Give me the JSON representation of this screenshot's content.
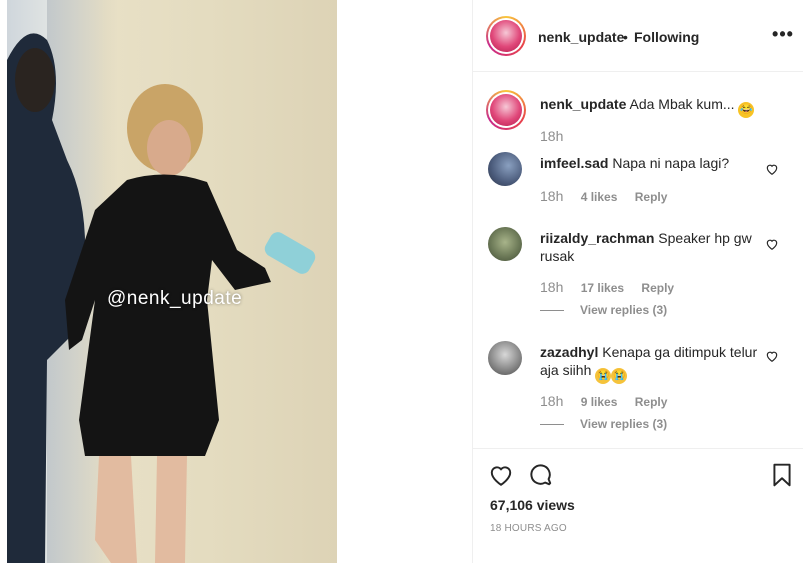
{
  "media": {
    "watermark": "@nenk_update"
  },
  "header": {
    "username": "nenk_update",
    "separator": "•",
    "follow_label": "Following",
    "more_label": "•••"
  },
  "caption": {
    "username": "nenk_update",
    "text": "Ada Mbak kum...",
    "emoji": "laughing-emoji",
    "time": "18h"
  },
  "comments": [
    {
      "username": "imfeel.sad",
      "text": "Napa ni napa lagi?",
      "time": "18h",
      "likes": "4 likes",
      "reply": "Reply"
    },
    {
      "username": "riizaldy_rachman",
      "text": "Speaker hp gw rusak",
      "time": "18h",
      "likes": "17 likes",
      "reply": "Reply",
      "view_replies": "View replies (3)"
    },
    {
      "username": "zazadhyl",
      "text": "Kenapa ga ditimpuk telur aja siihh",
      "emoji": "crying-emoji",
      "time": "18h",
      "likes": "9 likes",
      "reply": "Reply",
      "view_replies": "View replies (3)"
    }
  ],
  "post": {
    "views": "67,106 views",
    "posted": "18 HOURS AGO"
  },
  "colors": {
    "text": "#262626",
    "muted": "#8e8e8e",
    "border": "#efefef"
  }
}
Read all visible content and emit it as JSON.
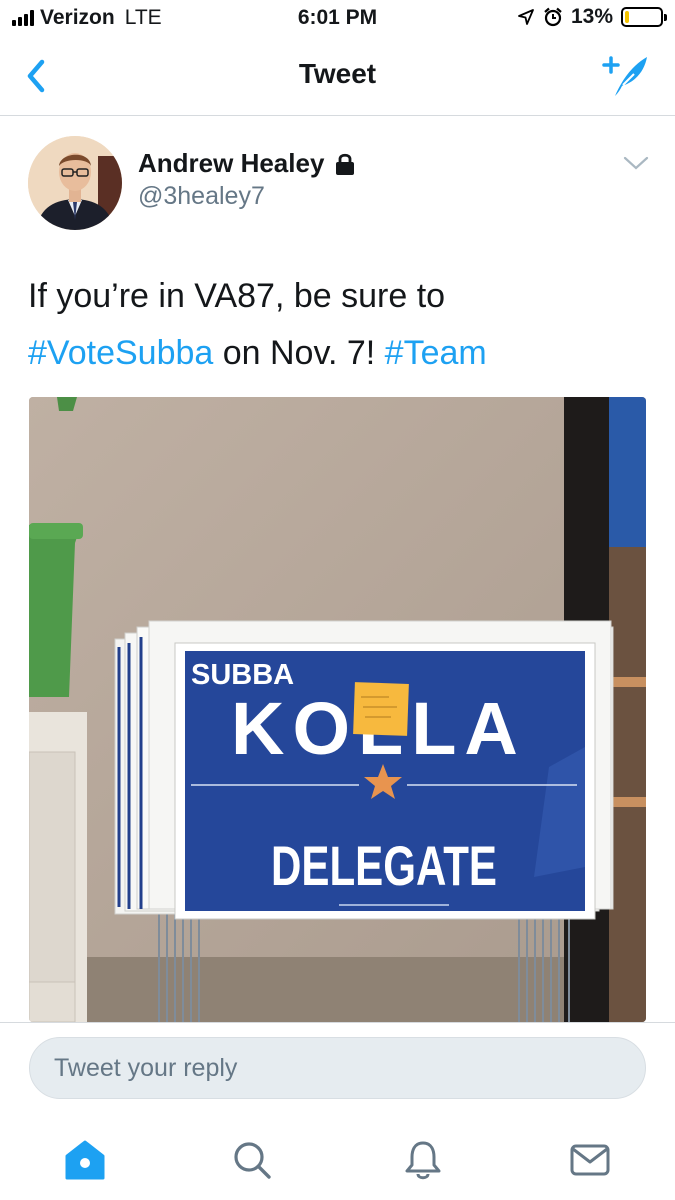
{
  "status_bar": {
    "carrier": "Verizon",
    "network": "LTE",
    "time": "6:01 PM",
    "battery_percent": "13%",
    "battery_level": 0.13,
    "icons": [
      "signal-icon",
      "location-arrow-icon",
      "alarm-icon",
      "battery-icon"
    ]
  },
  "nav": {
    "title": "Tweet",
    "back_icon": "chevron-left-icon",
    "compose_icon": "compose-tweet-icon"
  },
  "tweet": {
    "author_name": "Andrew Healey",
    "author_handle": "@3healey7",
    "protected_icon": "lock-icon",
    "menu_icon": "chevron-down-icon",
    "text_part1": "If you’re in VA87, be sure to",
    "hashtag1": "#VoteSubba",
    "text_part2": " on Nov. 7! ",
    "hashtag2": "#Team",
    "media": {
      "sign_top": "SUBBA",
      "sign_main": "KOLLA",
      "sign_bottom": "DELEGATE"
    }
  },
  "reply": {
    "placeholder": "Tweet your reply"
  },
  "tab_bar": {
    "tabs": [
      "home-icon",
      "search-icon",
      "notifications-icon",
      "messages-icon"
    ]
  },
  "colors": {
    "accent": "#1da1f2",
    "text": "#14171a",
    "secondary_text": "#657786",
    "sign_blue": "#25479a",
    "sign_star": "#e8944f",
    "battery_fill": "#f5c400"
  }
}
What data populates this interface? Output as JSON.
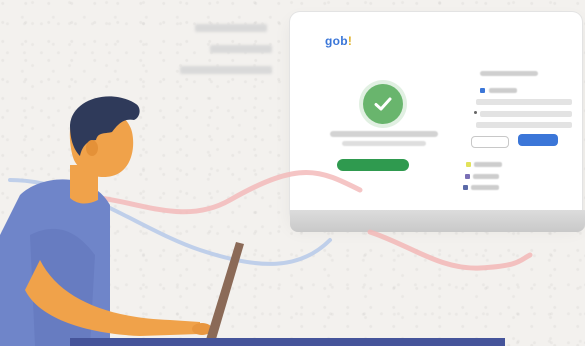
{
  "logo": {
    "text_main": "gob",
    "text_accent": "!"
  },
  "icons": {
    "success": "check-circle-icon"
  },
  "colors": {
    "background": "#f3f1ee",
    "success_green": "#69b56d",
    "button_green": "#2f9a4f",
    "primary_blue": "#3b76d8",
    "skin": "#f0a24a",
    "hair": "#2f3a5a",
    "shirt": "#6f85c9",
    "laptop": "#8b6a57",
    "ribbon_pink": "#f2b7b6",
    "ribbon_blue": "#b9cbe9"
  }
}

══════════════════════════════

* **Your instructions**: Look over the records above and copy each line that includes the string "this".

* **Task solution**:
Give me the JSON representation of this screenshot's content.
What data populates this interface? Output as JSON.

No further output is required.